• Your task:
Give the number of lines that include the string "meters", nothing more.

• Record list:
▬▬▬

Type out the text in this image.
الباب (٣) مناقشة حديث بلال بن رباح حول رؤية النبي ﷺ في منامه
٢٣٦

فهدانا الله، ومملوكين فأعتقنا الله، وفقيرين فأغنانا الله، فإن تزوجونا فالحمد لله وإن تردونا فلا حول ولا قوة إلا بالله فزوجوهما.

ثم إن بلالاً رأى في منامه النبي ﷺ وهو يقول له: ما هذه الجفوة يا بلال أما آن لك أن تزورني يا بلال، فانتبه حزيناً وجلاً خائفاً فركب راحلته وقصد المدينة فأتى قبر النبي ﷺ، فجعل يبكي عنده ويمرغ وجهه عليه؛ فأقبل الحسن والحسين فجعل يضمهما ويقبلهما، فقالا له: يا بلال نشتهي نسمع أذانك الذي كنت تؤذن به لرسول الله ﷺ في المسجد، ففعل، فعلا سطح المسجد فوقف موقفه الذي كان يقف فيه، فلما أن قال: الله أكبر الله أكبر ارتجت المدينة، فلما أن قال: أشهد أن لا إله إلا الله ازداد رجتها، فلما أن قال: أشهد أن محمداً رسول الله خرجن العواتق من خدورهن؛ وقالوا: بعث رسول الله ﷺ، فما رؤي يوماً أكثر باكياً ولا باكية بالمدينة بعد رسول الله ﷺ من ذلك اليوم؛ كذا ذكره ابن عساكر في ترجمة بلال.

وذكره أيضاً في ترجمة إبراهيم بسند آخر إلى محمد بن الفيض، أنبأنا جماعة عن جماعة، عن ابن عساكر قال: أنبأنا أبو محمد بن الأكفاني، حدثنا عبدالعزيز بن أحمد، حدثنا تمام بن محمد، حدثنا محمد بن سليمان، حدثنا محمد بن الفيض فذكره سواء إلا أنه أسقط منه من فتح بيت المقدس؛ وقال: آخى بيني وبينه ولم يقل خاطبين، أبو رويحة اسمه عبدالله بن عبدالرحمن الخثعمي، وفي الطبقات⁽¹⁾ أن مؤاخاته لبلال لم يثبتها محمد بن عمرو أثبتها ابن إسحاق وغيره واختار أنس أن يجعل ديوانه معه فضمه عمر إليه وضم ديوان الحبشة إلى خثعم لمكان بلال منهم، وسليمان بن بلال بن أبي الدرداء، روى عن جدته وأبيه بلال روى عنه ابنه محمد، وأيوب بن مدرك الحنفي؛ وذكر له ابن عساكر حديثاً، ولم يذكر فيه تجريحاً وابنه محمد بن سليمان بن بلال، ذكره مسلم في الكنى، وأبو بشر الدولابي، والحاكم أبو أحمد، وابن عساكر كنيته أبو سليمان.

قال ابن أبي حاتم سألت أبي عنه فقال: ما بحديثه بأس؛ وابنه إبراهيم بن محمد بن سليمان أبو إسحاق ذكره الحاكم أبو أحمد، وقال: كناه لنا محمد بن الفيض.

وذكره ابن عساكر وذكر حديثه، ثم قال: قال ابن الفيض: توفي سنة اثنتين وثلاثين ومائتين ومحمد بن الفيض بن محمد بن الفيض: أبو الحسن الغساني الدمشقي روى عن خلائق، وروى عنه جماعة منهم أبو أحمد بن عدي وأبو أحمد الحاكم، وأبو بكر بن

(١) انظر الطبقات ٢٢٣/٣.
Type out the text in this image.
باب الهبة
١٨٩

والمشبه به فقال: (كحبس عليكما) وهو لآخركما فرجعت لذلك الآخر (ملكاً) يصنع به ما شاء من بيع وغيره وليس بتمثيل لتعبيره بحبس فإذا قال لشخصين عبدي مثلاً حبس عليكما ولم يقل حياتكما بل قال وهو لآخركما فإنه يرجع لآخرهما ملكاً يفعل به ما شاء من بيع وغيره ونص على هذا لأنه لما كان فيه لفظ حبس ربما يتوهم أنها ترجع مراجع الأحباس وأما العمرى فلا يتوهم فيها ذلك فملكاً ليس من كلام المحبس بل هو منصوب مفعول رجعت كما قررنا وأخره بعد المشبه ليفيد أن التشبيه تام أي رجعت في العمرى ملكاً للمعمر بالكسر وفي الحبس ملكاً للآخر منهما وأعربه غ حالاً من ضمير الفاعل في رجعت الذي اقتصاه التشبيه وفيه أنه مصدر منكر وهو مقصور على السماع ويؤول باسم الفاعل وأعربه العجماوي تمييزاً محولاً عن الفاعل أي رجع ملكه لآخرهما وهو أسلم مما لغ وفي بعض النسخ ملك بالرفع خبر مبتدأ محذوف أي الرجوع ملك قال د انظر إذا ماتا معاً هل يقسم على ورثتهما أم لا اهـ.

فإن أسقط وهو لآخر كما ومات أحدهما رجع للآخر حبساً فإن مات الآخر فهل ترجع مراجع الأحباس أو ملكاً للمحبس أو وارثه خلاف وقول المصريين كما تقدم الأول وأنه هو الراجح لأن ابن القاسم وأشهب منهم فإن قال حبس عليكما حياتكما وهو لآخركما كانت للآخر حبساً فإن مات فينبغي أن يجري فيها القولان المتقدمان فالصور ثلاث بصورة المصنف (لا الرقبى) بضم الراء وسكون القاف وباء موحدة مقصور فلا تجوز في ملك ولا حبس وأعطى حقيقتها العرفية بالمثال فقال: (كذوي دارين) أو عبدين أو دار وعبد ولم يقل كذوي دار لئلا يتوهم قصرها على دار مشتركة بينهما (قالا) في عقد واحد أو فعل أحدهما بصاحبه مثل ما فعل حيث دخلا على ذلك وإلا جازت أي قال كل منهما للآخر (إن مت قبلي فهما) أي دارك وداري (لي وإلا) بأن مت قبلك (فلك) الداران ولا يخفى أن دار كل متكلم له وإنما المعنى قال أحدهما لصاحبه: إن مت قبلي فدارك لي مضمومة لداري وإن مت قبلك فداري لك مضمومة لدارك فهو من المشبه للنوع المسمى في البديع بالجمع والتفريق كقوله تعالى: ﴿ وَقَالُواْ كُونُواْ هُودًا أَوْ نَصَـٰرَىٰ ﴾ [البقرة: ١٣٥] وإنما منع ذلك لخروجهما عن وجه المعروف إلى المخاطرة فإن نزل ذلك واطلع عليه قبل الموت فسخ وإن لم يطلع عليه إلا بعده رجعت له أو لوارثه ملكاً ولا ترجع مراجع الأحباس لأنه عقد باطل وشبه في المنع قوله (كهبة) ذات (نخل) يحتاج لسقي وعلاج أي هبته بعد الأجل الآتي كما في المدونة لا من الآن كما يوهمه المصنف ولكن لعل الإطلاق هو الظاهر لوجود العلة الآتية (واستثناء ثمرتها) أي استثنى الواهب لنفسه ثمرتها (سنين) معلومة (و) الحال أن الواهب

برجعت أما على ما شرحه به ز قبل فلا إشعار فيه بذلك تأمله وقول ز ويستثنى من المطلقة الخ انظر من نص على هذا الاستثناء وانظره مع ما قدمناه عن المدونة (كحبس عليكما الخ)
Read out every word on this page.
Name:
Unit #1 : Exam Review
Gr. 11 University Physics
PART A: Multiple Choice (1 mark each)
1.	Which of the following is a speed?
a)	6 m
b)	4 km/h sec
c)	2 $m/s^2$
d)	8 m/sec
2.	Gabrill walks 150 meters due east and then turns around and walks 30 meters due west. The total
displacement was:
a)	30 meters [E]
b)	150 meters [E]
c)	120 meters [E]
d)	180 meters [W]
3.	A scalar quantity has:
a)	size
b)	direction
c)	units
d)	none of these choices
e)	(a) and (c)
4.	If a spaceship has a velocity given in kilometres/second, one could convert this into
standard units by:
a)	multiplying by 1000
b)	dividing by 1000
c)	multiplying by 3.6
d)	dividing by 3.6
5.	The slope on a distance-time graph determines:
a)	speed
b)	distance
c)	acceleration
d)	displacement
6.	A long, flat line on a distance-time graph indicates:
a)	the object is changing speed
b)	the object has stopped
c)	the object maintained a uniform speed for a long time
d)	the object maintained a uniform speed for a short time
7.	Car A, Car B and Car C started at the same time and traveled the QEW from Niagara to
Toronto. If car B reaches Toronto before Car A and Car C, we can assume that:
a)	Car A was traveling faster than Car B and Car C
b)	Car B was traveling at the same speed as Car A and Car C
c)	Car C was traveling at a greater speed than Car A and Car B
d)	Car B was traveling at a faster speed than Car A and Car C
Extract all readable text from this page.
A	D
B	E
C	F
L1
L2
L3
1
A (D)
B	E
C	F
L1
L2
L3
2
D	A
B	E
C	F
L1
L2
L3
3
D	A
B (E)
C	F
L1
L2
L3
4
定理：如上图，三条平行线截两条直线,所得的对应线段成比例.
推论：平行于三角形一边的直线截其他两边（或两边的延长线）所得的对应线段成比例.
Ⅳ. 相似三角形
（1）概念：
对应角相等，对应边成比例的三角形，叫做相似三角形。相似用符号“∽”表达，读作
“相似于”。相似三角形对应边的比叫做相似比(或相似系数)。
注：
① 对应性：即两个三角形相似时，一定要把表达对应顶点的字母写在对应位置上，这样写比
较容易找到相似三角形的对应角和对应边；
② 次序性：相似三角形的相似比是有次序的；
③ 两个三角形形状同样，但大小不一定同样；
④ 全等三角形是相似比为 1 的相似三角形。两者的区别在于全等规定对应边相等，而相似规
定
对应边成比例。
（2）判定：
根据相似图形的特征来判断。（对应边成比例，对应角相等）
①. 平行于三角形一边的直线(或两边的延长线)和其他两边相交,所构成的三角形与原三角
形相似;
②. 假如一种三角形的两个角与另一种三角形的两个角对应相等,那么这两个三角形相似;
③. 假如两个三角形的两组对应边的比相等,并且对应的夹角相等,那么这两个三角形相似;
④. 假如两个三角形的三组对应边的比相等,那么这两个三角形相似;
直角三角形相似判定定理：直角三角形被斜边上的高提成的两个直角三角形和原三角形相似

▬▬▬

• Written answer:
5